Exercise details:
Write out the material again exactly, please, and omit the pictures.

— start of Records provided —

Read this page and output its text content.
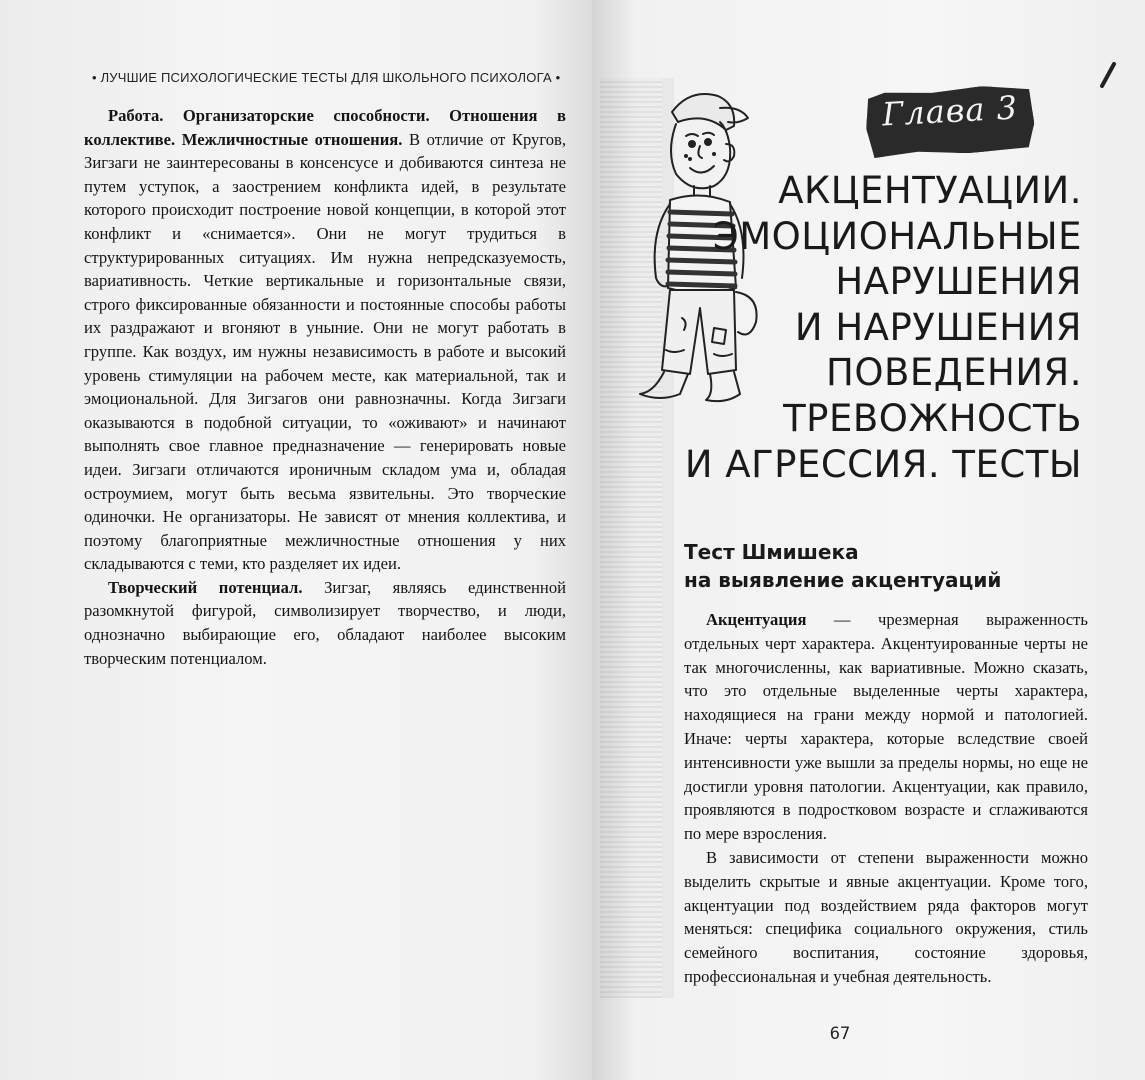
• ЛУЧШИЕ ПСИХОЛОГИЧЕСКИЕ ТЕСТЫ ДЛЯ ШКОЛЬНОГО ПСИХОЛОГА •

Работа. Организаторские способности. Отношения в коллективе. Межличностные отношения. В отличие от Кругов, Зигзаги не заинтересованы в консенсусе и добиваются синтеза не путем уступок, а заострением конфликта идей, в результате которого происходит построение новой концепции, в которой этот конфликт и «снимается». Они не могут трудиться в структурированных ситуациях. Им нужна непредсказуемость, вариативность. Четкие вертикальные и горизонтальные связи, строго фиксированные обязанности и постоянные способы работы их раздражают и вгоняют в уныние. Они не могут работать в группе. Как воздух, им нужны независимость в работе и высокий уровень стимуляции на рабочем месте, как материальной, так и эмоциональной. Для Зигзагов они равнозначны. Когда Зигзаги оказываются в подобной ситуации, то «оживают» и начинают выполнять свое главное предназначение — генерировать новые идеи. Зигзаги отличаются ироничным складом ума и, обладая остроумием, могут быть весьма язвительны. Это творческие одиночки. Не организаторы. Не зависят от мнения коллектива, и поэтому благоприятные межличностные отношения у них складываются с теми, кто разделяет их идеи.

Творческий потенциал. Зигзаг, являясь единственной разомкнутой фигурой, символизирует творчество, и люди, однозначно выбирающие его, обладают наиболее высоким творческим потенциалом.

Глава 3
АКЦЕНТУАЦИИ.
ЭМОЦИОНАЛЬНЫЕ
НАРУШЕНИЯ
И НАРУШЕНИЯ
ПОВЕДЕНИЯ.
ТРЕВОЖНОСТЬ
И АГРЕССИЯ. ТЕСТЫ
Тест Шмишека
на выявление акцентуаций

Акцентуация — чрезмерная выраженность отдельных черт характера. Акцентуированные черты не так многочисленны, как вариативные. Можно сказать, что это отдельные выделенные черты характера, находящиеся на грани между нормой и патологией. Иначе: черты характера, которые вследствие своей интенсивности уже вышли за пределы нормы, но еще не достигли уровня патологии. Акцентуации, как правило, проявляются в подростковом возрасте и сглаживаются по мере взросления.

В зависимости от степени выраженности можно выделить скрытые и явные акцентуации. Кроме того, акцентуации под воздействием ряда факторов могут меняться: специфика социального окружения, стиль семейного воспитания, состояние здоровья, профессиональная и учебная деятельность.

67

— end of Records provided —

Exercise solution:
Read this page and output its text content.
• ЛУЧШИЕ ПСИХОЛОГИЧЕСКИЕ ТЕСТЫ ДЛЯ ШКОЛЬНОГО ПСИХОЛОГА •

Работа. Организаторские способности. Отношения в коллективе. Межличностные отношения. В отличие от Кругов, Зигзаги не заинтересованы в консенсусе и добиваются синтеза не путем уступок, а заострением конфликта идей, в результате которого происходит построение новой концепции, в которой этот конфликт и «снимается». Они не могут трудиться в структурированных ситуациях. Им нужна непредсказуемость, вариативность. Четкие вертикальные и горизонтальные связи, строго фиксированные обязанности и постоянные способы работы их раздражают и вгоняют в уныние. Они не могут работать в группе. Как воздух, им нужны независимость в работе и высокий уровень стимуляции на рабочем месте, как материальной, так и эмоциональной. Для Зигзагов они равнозначны. Когда Зигзаги оказываются в подобной ситуации, то «оживают» и начинают выполнять свое главное предназначение — генерировать новые идеи. Зигзаги отличаются ироничным складом ума и, обладая остроумием, могут быть весьма язвительны. Это творческие одиночки. Не организаторы. Не зависят от мнения коллектива, и поэтому благоприятные межличностные отношения у них складываются с теми, кто разделяет их идеи.

Творческий потенциал. Зигзаг, являясь единственной разомкнутой фигурой, символизирует творчество, и люди, однозначно выбирающие его, обладают наиболее высоким творческим потенциалом.

Глава 3
АКЦЕНТУАЦИИ.
ЭМОЦИОНАЛЬНЫЕ
НАРУШЕНИЯ
И НАРУШЕНИЯ
ПОВЕДЕНИЯ.
ТРЕВОЖНОСТЬ
И АГРЕССИЯ. ТЕСТЫ
Тест Шмишека
на выявление акцентуаций

Акцентуация — чрезмерная выраженность отдельных черт характера. Акцентуированные черты не так многочисленны, как вариативные. Можно сказать, что это отдельные выделенные черты характера, находящиеся на грани между нормой и патологией. Иначе: черты характера, которые вследствие своей интенсивности уже вышли за пределы нормы, но еще не достигли уровня патологии. Акцентуации, как правило, проявляются в подростковом возрасте и сглаживаются по мере взросления.

В зависимости от степени выраженности можно выделить скрытые и явные акцентуации. Кроме того, акцентуации под воздействием ряда факторов могут меняться: специфика социального окружения, стиль семейного воспитания, состояние здоровья, профессиональная и учебная деятельность.

67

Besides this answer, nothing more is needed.